[EXTRACTED ENTRIES]
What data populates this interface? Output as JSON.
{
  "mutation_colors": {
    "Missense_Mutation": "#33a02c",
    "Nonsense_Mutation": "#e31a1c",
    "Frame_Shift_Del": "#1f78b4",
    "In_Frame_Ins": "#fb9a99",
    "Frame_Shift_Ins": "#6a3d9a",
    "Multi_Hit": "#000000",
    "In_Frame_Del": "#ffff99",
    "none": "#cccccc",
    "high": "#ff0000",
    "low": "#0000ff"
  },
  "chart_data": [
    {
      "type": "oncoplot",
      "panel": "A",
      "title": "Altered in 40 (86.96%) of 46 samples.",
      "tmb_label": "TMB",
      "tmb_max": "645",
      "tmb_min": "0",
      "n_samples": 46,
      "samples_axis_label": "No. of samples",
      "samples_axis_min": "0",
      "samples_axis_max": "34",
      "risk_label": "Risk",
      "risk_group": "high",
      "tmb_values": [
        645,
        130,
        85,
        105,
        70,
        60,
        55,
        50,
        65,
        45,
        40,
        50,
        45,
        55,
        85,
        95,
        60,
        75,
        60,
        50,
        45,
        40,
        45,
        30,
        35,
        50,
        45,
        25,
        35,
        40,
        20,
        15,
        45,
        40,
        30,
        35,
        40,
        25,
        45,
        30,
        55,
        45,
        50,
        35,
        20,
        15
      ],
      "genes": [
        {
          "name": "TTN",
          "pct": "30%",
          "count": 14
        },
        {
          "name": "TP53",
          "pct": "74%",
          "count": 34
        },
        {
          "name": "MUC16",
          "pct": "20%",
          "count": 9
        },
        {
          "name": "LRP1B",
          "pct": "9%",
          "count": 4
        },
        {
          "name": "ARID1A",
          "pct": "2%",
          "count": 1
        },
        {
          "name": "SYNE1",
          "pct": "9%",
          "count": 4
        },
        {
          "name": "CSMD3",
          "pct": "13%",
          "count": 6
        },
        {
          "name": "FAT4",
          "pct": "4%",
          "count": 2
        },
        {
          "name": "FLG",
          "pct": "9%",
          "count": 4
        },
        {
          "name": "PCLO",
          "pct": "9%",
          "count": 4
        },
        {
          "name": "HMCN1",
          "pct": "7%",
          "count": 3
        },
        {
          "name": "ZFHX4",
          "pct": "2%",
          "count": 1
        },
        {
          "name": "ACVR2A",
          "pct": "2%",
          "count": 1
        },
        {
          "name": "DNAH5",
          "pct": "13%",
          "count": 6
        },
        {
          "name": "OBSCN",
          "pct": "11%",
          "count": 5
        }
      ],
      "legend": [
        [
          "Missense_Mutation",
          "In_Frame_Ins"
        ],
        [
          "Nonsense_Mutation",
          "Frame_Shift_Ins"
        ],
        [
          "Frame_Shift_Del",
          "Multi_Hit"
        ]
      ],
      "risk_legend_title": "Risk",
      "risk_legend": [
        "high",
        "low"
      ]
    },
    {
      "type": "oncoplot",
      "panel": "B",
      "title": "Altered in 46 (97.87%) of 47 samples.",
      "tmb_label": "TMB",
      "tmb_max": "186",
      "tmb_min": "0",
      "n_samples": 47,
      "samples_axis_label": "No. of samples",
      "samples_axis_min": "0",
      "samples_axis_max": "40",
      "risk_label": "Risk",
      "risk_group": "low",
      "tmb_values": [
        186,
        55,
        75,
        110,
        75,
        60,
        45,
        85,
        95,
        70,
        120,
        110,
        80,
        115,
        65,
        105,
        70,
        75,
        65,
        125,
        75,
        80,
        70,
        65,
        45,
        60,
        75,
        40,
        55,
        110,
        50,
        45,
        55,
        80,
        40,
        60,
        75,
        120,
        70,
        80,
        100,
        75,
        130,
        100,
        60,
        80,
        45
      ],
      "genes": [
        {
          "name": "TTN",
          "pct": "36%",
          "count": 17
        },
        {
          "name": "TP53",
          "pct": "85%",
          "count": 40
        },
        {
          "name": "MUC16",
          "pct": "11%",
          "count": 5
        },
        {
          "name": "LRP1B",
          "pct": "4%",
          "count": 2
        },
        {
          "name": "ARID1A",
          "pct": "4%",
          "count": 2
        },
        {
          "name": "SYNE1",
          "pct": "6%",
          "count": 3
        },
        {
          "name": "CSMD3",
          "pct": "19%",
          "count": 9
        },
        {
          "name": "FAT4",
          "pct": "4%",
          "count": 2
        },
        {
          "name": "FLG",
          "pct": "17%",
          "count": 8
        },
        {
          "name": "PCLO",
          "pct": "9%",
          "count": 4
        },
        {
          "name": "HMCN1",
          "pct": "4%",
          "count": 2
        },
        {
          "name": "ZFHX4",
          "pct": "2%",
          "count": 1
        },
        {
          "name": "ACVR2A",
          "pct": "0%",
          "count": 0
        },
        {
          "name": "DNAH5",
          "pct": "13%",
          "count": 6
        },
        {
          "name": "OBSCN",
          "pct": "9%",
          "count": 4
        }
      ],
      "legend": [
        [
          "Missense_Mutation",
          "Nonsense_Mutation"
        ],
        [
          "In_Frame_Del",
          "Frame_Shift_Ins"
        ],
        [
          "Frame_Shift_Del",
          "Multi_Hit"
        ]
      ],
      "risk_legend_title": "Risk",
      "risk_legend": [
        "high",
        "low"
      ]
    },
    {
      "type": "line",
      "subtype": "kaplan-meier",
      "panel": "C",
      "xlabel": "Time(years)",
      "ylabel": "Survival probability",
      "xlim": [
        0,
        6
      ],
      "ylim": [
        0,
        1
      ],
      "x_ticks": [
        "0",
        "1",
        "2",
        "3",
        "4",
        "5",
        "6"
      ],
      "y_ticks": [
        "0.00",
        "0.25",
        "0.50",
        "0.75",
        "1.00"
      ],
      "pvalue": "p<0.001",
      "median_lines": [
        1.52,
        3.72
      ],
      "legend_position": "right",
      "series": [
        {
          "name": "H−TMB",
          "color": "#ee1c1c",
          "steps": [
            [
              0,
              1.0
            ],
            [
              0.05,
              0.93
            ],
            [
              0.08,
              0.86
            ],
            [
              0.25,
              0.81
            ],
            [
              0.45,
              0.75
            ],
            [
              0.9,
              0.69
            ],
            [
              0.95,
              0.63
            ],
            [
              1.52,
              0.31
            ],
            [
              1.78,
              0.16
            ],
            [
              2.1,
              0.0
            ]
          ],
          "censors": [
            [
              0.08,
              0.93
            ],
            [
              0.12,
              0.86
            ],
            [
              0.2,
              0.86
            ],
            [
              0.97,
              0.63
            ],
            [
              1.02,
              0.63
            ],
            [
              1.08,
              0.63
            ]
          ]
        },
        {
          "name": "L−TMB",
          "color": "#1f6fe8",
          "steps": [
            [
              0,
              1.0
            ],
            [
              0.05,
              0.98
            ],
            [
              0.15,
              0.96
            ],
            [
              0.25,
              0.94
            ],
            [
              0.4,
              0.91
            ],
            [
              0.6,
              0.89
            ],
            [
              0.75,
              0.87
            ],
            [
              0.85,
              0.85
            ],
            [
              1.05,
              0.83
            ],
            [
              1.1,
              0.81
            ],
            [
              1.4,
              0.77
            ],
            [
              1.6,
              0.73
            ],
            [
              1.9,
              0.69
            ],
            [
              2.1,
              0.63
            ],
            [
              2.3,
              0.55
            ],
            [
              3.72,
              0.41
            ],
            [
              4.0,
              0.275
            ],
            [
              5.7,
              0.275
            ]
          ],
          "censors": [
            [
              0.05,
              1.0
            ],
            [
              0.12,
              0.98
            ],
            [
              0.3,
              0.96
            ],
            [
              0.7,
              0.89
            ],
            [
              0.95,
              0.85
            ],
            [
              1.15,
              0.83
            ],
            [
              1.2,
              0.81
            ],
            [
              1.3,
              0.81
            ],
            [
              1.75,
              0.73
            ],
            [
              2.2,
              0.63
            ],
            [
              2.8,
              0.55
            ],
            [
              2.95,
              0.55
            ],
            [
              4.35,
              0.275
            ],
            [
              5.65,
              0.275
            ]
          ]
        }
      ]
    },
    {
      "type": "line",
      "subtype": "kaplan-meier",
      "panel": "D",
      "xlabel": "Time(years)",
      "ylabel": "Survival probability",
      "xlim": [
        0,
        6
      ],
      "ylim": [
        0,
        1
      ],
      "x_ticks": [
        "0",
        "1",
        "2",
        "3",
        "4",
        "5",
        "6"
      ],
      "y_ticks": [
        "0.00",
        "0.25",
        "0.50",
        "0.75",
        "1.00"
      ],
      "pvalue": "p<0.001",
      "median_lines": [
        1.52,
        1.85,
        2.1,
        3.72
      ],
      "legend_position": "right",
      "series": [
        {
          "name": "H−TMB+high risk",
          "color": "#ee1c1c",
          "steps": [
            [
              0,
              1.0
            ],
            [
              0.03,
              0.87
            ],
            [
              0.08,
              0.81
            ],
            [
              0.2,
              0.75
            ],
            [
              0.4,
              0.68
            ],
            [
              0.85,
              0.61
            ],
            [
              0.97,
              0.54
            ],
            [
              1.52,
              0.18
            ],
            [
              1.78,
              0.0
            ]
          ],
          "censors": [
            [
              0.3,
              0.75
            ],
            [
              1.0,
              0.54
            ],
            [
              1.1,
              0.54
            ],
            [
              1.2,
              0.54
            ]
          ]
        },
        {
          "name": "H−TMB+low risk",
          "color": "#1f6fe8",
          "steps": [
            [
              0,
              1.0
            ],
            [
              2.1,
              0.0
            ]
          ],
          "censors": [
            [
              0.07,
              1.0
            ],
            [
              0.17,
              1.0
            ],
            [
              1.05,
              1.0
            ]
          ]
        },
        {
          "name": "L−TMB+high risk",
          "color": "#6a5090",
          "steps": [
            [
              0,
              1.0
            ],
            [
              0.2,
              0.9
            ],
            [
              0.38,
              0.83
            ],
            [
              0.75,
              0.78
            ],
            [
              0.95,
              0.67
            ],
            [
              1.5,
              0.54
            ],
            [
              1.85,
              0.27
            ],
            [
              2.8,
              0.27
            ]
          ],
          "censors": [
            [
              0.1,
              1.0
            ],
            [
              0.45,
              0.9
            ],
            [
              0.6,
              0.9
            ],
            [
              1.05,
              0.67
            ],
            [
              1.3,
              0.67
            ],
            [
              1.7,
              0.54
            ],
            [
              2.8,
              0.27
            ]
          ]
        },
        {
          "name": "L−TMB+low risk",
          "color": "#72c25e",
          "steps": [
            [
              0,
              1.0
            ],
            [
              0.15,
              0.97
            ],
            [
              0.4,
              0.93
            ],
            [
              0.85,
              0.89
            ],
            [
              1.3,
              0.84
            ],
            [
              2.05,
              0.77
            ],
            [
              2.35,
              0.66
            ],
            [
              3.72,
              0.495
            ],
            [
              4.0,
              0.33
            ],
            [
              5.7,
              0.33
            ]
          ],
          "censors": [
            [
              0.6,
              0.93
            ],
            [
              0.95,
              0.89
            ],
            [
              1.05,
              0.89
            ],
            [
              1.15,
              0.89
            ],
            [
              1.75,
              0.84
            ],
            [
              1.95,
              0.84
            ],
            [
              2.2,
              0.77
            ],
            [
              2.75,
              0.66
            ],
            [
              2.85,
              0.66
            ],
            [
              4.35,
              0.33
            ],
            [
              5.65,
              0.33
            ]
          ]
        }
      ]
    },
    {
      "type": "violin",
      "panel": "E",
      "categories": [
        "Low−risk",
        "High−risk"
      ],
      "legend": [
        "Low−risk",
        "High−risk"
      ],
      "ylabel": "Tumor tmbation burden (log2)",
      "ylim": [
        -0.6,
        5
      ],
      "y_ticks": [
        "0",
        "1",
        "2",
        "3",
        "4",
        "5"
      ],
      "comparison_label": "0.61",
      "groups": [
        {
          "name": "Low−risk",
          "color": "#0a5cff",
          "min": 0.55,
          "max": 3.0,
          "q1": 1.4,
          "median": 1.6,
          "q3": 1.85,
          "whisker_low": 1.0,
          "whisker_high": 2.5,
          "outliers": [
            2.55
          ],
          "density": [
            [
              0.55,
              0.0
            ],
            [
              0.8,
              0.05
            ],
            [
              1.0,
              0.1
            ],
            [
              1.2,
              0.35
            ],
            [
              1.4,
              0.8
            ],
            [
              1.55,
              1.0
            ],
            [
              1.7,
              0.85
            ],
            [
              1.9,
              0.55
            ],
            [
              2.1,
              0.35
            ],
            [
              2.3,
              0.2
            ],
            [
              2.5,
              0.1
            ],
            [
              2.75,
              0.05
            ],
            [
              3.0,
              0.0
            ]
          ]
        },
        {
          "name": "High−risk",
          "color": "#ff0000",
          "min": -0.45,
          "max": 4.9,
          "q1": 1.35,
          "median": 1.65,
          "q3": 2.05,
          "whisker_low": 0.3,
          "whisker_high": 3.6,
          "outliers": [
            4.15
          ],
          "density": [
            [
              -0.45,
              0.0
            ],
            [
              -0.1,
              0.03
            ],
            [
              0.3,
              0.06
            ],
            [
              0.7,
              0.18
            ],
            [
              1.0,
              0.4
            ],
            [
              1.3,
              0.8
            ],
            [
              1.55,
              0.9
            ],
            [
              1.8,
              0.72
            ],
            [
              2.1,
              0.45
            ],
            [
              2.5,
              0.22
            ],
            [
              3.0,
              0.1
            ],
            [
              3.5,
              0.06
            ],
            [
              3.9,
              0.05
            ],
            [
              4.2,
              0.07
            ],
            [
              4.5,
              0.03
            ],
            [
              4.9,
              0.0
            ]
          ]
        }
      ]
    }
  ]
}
[/EXTRACTED ENTRIES]
> **WHAT YOU SHOULD DO**: Of all the lines in the data above, show only those that hold the word "Altered".

> **EXERCISE OUTPUT**:
      "title": "Altered in 40 (86.96%) of 46 samples.",
      "title": "Altered in 46 (97.87%) of 47 samples.",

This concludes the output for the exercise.